▶ Set exercise:
Once the pictures are set aside, transcribe the remaining data exactly.

▶ Material:
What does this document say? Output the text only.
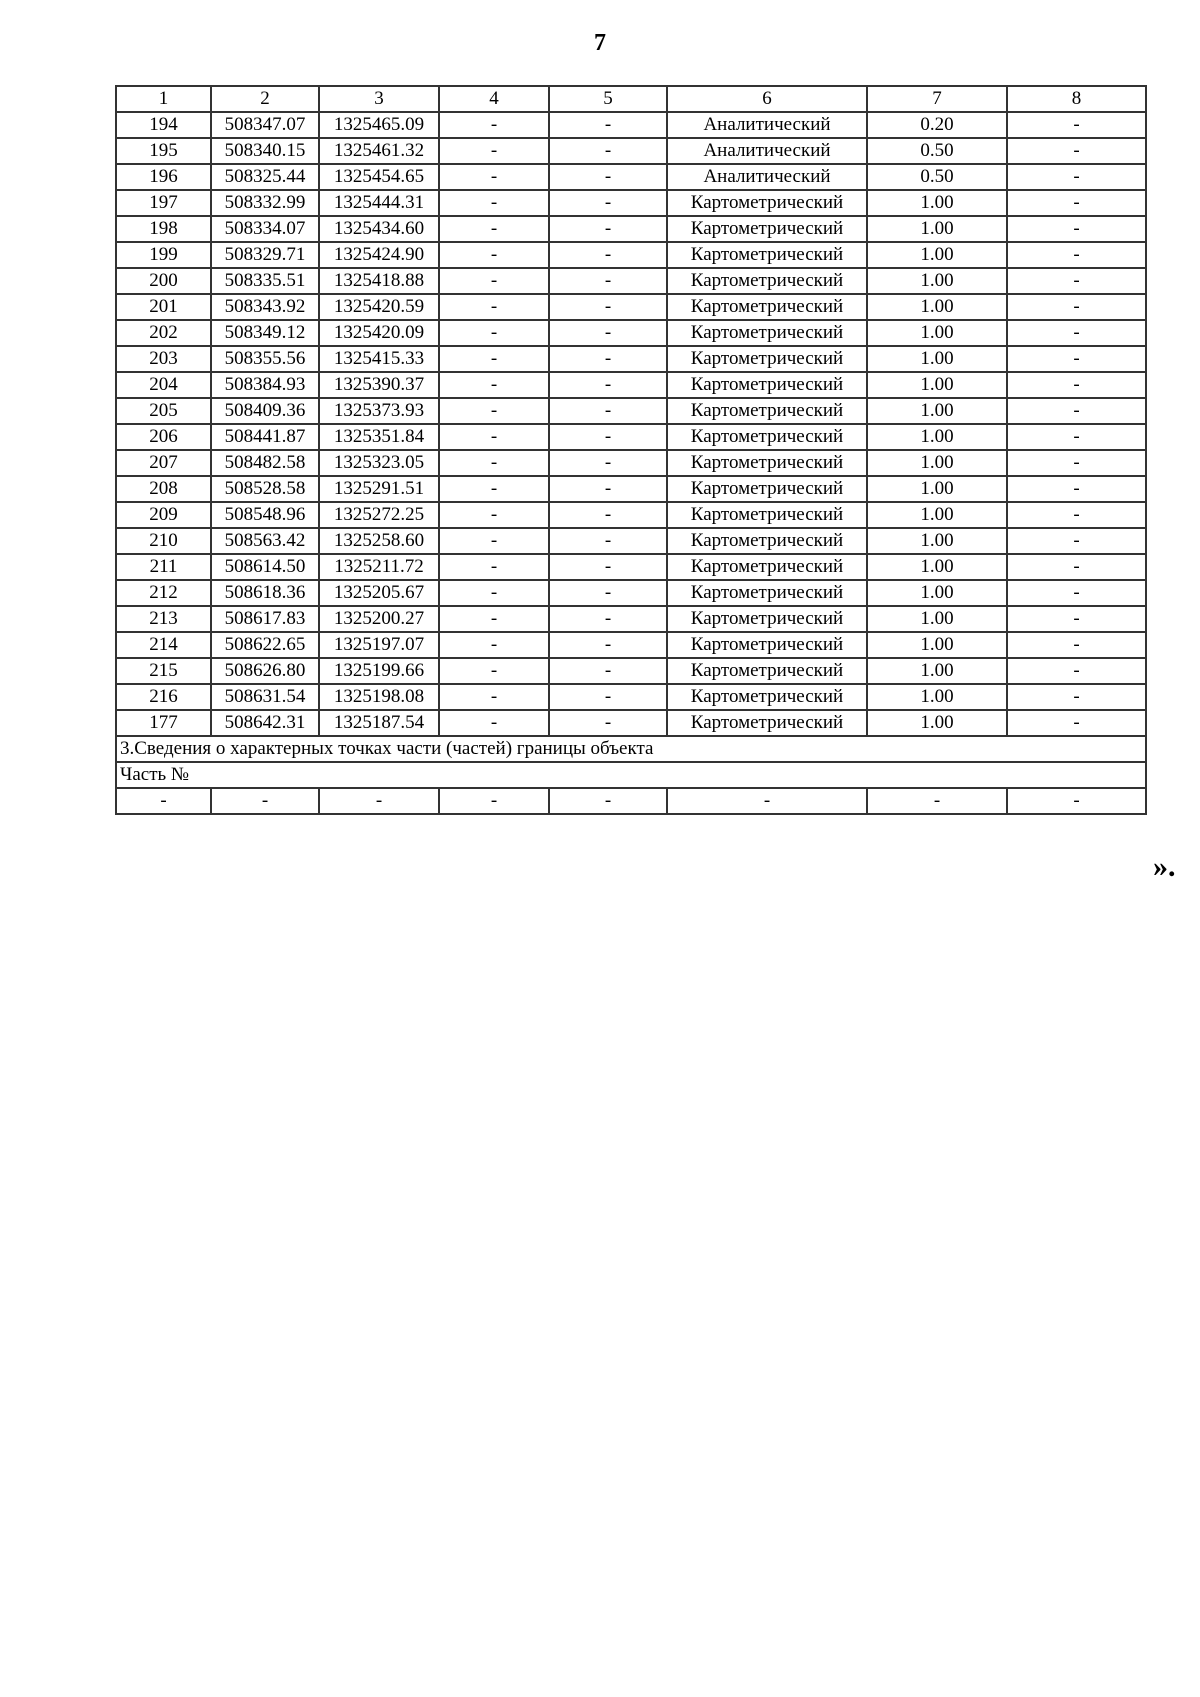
7
1	2	3	4	5	6	7	8
194	508347.07	1325465.09	-	-	Аналитический	0.20	-
195	508340.15	1325461.32	-	-	Аналитический	0.50	-
196	508325.44	1325454.65	-	-	Аналитический	0.50	-
197	508332.99	1325444.31	-	-	Картометрический	1.00	-
198	508334.07	1325434.60	-	-	Картометрический	1.00	-
199	508329.71	1325424.90	-	-	Картометрический	1.00	-
200	508335.51	1325418.88	-	-	Картометрический	1.00	-
201	508343.92	1325420.59	-	-	Картометрический	1.00	-
202	508349.12	1325420.09	-	-	Картометрический	1.00	-
203	508355.56	1325415.33	-	-	Картометрический	1.00	-
204	508384.93	1325390.37	-	-	Картометрический	1.00	-
205	508409.36	1325373.93	-	-	Картометрический	1.00	-
206	508441.87	1325351.84	-	-	Картометрический	1.00	-
207	508482.58	1325323.05	-	-	Картометрический	1.00	-
208	508528.58	1325291.51	-	-	Картометрический	1.00	-
209	508548.96	1325272.25	-	-	Картометрический	1.00	-
210	508563.42	1325258.60	-	-	Картометрический	1.00	-
211	508614.50	1325211.72	-	-	Картометрический	1.00	-
212	508618.36	1325205.67	-	-	Картометрический	1.00	-
213	508617.83	1325200.27	-	-	Картометрический	1.00	-
214	508622.65	1325197.07	-	-	Картометрический	1.00	-
215	508626.80	1325199.66	-	-	Картометрический	1.00	-
216	508631.54	1325198.08	-	-	Картометрический	1.00	-
177	508642.31	1325187.54	-	-	Картометрический	1.00	-
3.Сведения о характерных точках части (частей) границы объекта							
Часть №							
-	-	-	-	-	-	-	-
».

▶ Solution to this problem:
What does this document say? Output the text only.
7
1	2	3	4	5	6	7	8
194	508347.07	1325465.09	-	-	Аналитический	0.20	-
195	508340.15	1325461.32	-	-	Аналитический	0.50	-
196	508325.44	1325454.65	-	-	Аналитический	0.50	-
197	508332.99	1325444.31	-	-	Картометрический	1.00	-
198	508334.07	1325434.60	-	-	Картометрический	1.00	-
199	508329.71	1325424.90	-	-	Картометрический	1.00	-
200	508335.51	1325418.88	-	-	Картометрический	1.00	-
201	508343.92	1325420.59	-	-	Картометрический	1.00	-
202	508349.12	1325420.09	-	-	Картометрический	1.00	-
203	508355.56	1325415.33	-	-	Картометрический	1.00	-
204	508384.93	1325390.37	-	-	Картометрический	1.00	-
205	508409.36	1325373.93	-	-	Картометрический	1.00	-
206	508441.87	1325351.84	-	-	Картометрический	1.00	-
207	508482.58	1325323.05	-	-	Картометрический	1.00	-
208	508528.58	1325291.51	-	-	Картометрический	1.00	-
209	508548.96	1325272.25	-	-	Картометрический	1.00	-
210	508563.42	1325258.60	-	-	Картометрический	1.00	-
211	508614.50	1325211.72	-	-	Картометрический	1.00	-
212	508618.36	1325205.67	-	-	Картометрический	1.00	-
213	508617.83	1325200.27	-	-	Картометрический	1.00	-
214	508622.65	1325197.07	-	-	Картометрический	1.00	-
215	508626.80	1325199.66	-	-	Картометрический	1.00	-
216	508631.54	1325198.08	-	-	Картометрический	1.00	-
177	508642.31	1325187.54	-	-	Картометрический	1.00	-
3.Сведения о характерных точках части (частей) границы объекта							
Часть №							
-	-	-	-	-	-	-	-
».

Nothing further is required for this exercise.